WRITTEN INSTRUCTION:
Copy all lines in which the word "November" can be found.

BEGIN

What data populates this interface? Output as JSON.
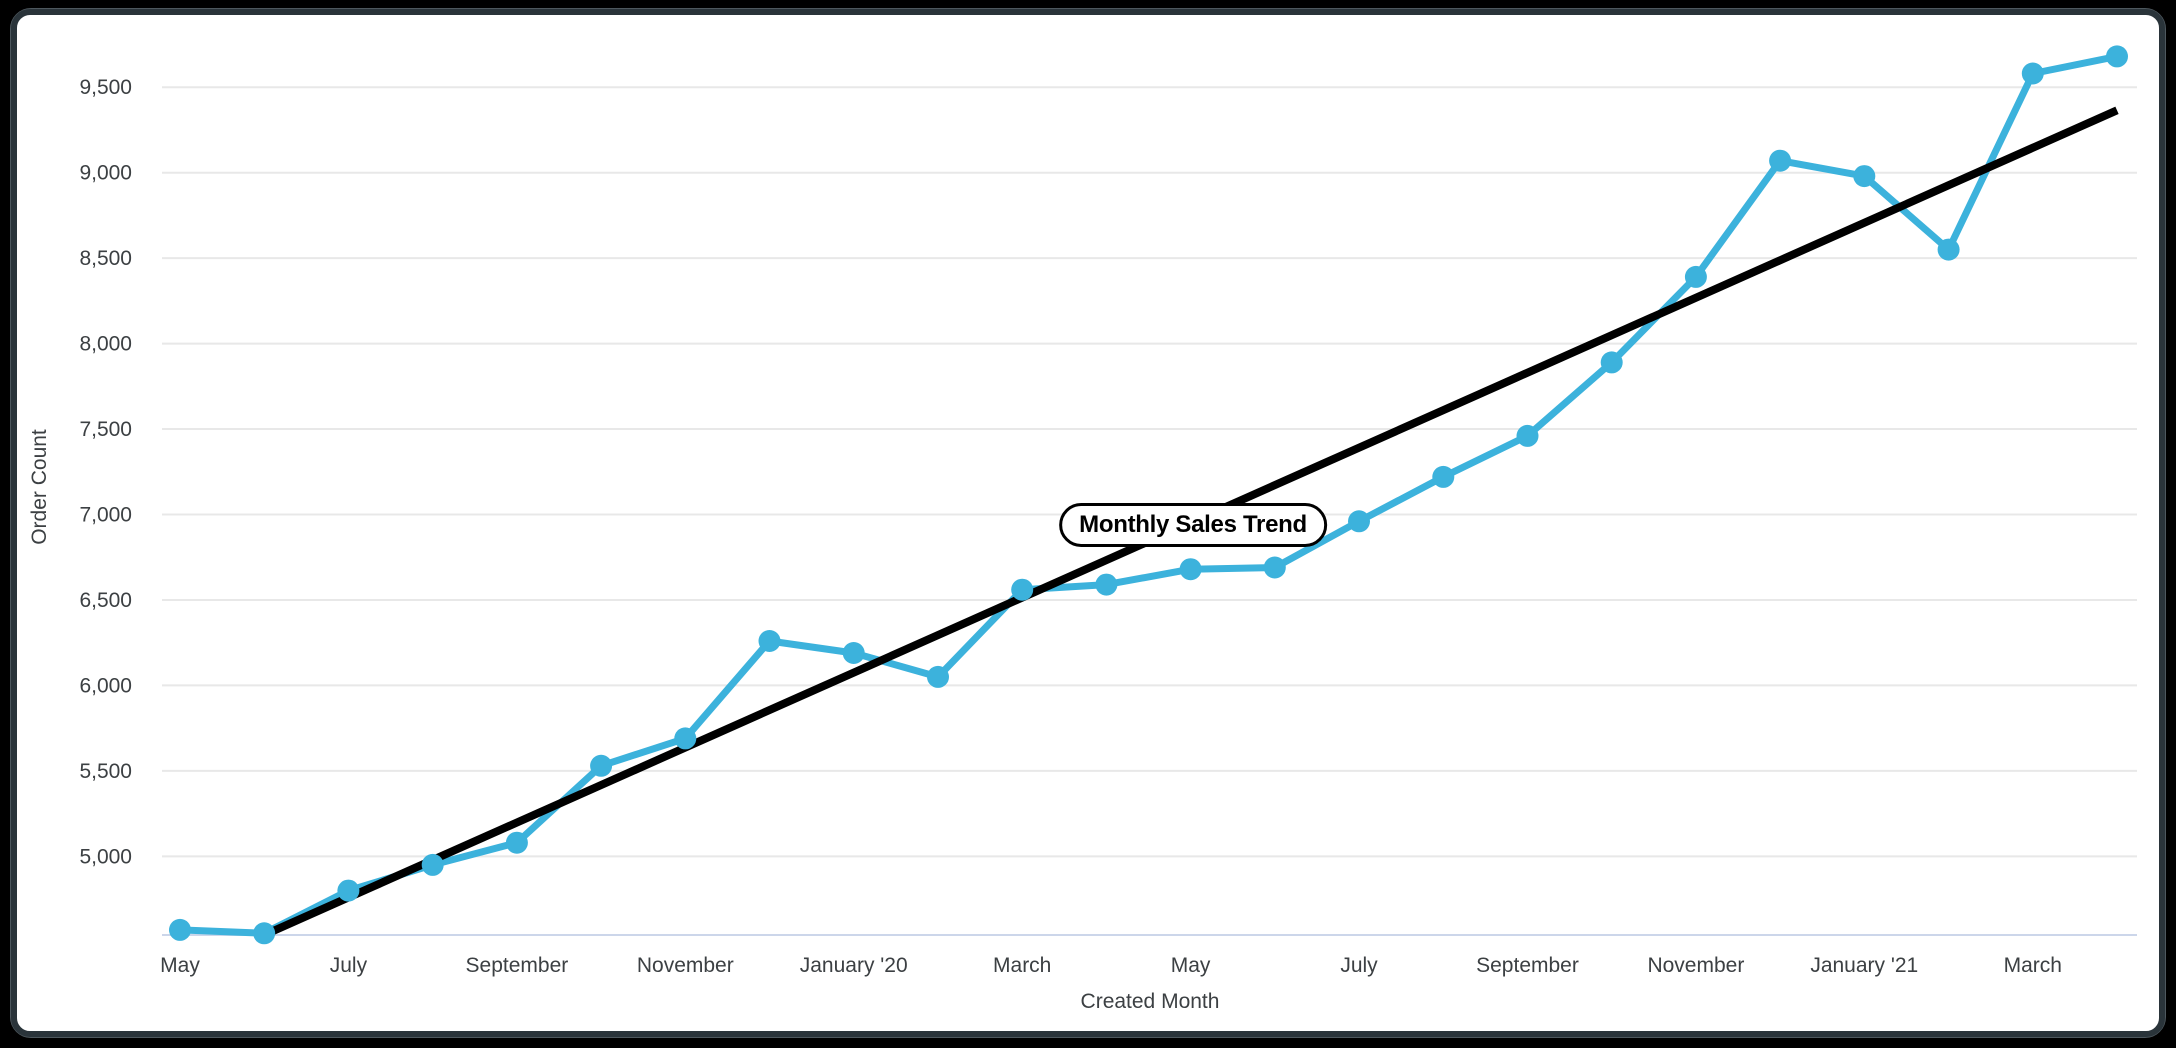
{
  "window": {
    "background": "#000000",
    "frame_border_color": "#2a343a",
    "frame_highlight_color": "#4e585e",
    "card_background": "#ffffff"
  },
  "chart_data": {
    "type": "line",
    "title": "",
    "annotation_label": "Monthly Sales Trend",
    "xlabel": "Created Month",
    "ylabel": "Order Count",
    "categories": [
      "May 2019",
      "June 2019",
      "July 2019",
      "August 2019",
      "September 2019",
      "October 2019",
      "November 2019",
      "December 2019",
      "January 2020",
      "February 2020",
      "March 2020",
      "April 2020",
      "May 2020",
      "June 2020",
      "July 2020",
      "August 2020",
      "September 2020",
      "October 2020",
      "November 2020",
      "December 2020",
      "January 2021",
      "February 2021",
      "March 2021",
      "April 2021"
    ],
    "series": [
      {
        "name": "Order Count",
        "color": "#3cb2dc",
        "values": [
          4570,
          4550,
          4800,
          4950,
          5080,
          5530,
          5690,
          6260,
          6190,
          6050,
          6560,
          6590,
          6680,
          6690,
          6960,
          7220,
          7460,
          7890,
          8390,
          9070,
          8980,
          8550,
          9580,
          9680
        ]
      },
      {
        "name": "Linear Trendline",
        "color": "#000000",
        "trend": true,
        "start_index": 1,
        "end_index": 23,
        "start_value": 4540,
        "end_value": 9365
      }
    ],
    "x_tick_indices": [
      0,
      2,
      4,
      6,
      8,
      10,
      12,
      14,
      16,
      18,
      20,
      22
    ],
    "x_tick_labels": [
      "May",
      "July",
      "September",
      "November",
      "January '20",
      "March",
      "May",
      "July",
      "September",
      "November",
      "January '21",
      "March"
    ],
    "y_ticks": [
      5000,
      5500,
      6000,
      6500,
      7000,
      7500,
      8000,
      8500,
      9000,
      9500
    ],
    "y_tick_labels": [
      "5,000",
      "5,500",
      "6,000",
      "6,500",
      "7,000",
      "7,500",
      "8,000",
      "8,500",
      "9,000",
      "9,500"
    ],
    "ylim": [
      4540,
      9700
    ],
    "grid": "horizontal",
    "legend": "none",
    "colors": {
      "series": "#3cb2dc",
      "trend": "#000000",
      "gridline": "#e8e8e8",
      "axis_line": "#ccd6ea",
      "text": "#3c4043"
    }
  }
}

END

ANSWER TO THE TASK:
      "November 2019",
      "November 2020",
      "November",
      "November",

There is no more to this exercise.